Rewrite the records from the start up to and including the line with "code-line: //增加一个请求握手监听，每次有客户端请求时首先调用 bbox=[16, 306, 416, 322]", switching "code-line" to "source-line" and leaving everything else unchanged.

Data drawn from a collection
****************************************
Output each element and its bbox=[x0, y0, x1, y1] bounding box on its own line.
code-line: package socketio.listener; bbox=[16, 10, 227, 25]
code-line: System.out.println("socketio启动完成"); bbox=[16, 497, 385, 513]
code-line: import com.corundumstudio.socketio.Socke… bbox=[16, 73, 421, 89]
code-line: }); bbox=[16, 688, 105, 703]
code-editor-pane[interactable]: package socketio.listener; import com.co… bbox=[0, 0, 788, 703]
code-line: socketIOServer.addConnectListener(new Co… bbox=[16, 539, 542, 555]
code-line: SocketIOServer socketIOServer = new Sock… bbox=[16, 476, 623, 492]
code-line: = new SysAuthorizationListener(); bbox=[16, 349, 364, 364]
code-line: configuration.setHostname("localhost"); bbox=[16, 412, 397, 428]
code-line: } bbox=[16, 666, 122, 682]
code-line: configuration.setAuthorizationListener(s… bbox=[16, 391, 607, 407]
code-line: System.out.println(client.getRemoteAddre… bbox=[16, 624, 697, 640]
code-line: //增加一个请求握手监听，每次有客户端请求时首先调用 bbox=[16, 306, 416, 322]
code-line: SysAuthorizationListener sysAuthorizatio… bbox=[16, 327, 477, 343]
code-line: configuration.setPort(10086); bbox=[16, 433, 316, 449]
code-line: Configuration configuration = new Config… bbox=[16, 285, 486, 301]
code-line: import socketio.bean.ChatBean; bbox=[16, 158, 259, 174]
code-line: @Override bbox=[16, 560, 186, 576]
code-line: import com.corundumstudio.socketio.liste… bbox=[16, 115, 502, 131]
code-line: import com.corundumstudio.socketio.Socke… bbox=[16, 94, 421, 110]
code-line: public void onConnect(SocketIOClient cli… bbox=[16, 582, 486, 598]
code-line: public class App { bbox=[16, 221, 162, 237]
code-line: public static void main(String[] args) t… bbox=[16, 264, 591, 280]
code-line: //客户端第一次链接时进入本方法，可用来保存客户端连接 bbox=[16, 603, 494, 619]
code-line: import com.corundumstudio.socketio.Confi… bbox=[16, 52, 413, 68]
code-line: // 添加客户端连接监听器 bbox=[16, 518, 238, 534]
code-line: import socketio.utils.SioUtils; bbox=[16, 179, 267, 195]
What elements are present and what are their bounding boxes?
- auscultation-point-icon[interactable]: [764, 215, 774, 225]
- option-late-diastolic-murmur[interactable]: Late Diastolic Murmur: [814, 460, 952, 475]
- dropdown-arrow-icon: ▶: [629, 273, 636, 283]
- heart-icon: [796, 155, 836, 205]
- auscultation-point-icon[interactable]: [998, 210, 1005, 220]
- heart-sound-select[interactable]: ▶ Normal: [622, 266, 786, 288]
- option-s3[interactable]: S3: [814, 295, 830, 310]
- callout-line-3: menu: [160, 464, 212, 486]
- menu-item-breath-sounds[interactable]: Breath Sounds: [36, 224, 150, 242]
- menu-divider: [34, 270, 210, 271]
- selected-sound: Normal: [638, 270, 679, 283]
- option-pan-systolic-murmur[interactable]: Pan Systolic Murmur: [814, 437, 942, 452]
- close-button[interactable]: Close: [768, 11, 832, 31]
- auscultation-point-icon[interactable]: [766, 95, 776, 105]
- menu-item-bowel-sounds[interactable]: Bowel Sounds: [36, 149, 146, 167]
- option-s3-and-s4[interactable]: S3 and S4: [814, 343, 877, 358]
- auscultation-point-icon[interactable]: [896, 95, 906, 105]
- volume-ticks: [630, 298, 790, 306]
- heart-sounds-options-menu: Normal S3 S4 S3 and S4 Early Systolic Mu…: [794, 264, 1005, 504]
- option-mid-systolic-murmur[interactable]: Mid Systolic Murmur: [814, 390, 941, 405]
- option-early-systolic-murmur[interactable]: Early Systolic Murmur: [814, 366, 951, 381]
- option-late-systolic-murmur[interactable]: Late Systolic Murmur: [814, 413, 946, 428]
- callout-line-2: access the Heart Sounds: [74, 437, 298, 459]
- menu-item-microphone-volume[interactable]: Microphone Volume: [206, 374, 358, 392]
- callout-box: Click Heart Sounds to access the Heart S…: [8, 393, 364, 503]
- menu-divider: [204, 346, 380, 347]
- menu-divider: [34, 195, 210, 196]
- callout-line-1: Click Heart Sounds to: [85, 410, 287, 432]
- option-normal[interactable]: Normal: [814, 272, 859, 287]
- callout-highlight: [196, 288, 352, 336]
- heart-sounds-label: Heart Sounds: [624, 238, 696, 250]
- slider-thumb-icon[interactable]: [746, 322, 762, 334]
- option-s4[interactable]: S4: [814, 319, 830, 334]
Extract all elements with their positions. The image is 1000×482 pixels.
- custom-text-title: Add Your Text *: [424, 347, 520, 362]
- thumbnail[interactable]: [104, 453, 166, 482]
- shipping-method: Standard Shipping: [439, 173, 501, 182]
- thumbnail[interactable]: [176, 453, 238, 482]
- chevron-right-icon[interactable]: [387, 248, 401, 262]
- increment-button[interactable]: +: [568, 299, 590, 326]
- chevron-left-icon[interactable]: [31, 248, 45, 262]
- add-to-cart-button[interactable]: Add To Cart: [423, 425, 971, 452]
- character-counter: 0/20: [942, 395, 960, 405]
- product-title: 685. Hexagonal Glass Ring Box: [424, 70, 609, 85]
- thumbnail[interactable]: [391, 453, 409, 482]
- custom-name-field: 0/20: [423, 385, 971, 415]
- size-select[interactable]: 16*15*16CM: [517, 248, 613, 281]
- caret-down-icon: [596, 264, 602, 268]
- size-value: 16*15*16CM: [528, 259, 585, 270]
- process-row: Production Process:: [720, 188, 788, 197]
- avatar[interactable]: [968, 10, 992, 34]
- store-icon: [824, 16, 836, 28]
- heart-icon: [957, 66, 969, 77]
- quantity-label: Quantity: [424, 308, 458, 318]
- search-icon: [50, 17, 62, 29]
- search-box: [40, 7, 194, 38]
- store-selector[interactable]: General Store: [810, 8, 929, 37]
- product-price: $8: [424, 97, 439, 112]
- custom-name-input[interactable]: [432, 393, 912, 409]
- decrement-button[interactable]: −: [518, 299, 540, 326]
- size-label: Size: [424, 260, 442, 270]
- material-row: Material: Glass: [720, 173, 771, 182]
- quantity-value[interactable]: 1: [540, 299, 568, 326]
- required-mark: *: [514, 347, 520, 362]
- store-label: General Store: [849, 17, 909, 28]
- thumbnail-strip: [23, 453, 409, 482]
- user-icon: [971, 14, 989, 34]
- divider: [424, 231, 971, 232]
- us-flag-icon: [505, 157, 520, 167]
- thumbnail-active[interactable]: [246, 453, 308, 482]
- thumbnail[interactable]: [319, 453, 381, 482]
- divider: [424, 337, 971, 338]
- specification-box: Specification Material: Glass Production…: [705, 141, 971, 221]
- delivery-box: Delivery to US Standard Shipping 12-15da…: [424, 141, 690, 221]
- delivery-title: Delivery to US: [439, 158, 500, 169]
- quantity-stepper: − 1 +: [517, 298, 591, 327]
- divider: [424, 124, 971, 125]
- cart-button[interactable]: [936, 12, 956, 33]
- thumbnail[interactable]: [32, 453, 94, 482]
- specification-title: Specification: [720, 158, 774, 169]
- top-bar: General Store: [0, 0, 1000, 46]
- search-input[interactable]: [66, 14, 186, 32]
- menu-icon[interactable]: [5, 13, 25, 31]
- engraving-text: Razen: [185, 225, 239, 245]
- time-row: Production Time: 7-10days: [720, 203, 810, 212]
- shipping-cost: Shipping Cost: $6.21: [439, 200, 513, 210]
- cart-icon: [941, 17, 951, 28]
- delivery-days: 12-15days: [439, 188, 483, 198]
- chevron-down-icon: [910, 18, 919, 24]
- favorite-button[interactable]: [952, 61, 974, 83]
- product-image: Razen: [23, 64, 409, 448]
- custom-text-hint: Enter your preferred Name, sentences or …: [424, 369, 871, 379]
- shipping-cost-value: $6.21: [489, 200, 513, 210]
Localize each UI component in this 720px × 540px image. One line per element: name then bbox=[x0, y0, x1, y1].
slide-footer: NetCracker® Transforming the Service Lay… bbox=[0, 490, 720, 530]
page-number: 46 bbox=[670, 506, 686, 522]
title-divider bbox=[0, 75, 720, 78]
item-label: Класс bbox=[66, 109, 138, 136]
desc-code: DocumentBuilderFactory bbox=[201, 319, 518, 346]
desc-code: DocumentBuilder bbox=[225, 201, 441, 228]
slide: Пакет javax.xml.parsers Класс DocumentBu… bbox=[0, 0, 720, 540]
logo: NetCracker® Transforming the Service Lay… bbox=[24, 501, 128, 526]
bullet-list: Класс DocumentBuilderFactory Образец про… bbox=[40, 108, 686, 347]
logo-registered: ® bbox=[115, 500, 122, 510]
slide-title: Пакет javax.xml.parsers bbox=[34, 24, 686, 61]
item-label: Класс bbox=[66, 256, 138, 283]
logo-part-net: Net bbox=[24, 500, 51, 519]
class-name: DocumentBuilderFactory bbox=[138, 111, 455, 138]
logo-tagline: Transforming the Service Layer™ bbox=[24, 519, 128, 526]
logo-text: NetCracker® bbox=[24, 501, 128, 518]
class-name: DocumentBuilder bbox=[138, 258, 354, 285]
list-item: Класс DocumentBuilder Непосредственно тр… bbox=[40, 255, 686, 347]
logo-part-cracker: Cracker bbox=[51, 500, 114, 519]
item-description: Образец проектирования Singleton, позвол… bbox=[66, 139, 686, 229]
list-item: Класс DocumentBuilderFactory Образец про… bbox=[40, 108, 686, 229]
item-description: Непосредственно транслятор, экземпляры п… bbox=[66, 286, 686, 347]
****************************************
### Output of the task
Output each element and its bbox=[x0, y0, x1, y1] bounding box on its own line.
source-line: package socketio.listener; bbox=[16, 10, 227, 25]
source-line: System.out.println("socketio启动完成"); bbox=[16, 497, 385, 513]
source-line: import com.corundumstudio.socketio.Socke… bbox=[16, 73, 421, 89]
source-line: }); bbox=[16, 688, 105, 703]
code-editor-pane[interactable]: package socketio.listener; import com.co… bbox=[0, 0, 788, 703]
source-line: socketIOServer.addConnectListener(new Co… bbox=[16, 539, 542, 555]
source-line: SocketIOServer socketIOServer = new Sock… bbox=[16, 476, 623, 492]
source-line: = new SysAuthorizationListener(); bbox=[16, 349, 364, 364]
source-line: configuration.setHostname("localhost"); bbox=[16, 412, 397, 428]
source-line: } bbox=[16, 666, 122, 682]
source-line: configuration.setAuthorizationListener(s… bbox=[16, 391, 607, 407]
source-line: System.out.println(client.getRemoteAddre… bbox=[16, 624, 697, 640]
source-line: //增加一个请求握手监听，每次有客户端请求时首先调用 bbox=[16, 306, 416, 322]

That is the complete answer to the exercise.